(Written exercise) Gather up every line that includes the string "Test".

(Supplied information)
--- Begin ---

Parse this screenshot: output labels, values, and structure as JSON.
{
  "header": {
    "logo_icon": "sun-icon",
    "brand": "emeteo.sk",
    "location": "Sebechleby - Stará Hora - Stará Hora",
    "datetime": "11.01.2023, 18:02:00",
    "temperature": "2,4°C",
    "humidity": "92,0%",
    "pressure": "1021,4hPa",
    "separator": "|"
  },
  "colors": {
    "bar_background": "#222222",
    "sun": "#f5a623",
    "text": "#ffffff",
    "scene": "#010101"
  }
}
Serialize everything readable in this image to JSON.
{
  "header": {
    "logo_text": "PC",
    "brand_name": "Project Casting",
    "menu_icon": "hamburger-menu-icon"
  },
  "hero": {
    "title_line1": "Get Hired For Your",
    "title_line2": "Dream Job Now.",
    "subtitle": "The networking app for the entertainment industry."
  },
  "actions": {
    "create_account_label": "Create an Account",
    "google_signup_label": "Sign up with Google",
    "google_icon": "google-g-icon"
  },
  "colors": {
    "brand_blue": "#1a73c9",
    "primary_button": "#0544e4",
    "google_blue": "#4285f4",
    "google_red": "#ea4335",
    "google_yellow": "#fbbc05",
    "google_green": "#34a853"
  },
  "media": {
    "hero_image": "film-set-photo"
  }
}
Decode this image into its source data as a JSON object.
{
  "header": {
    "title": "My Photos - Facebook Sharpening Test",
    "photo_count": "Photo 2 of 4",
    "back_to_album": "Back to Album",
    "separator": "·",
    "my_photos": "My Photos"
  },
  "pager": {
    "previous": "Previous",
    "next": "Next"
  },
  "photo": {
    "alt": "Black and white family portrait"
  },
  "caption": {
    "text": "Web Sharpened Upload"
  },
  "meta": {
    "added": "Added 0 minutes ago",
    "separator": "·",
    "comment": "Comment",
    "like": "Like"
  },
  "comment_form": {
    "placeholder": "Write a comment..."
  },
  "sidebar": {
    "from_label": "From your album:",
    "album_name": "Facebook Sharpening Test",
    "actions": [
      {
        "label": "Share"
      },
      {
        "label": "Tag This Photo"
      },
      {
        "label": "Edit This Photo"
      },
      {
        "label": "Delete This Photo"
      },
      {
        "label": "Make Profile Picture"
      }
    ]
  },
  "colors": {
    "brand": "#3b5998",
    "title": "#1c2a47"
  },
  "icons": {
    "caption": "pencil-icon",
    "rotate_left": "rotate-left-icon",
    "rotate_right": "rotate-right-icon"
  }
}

--- End ---

(Written solution)
    "title": "My Photos - Facebook Sharpening Test",
    "album_name": "Facebook Sharpening Test",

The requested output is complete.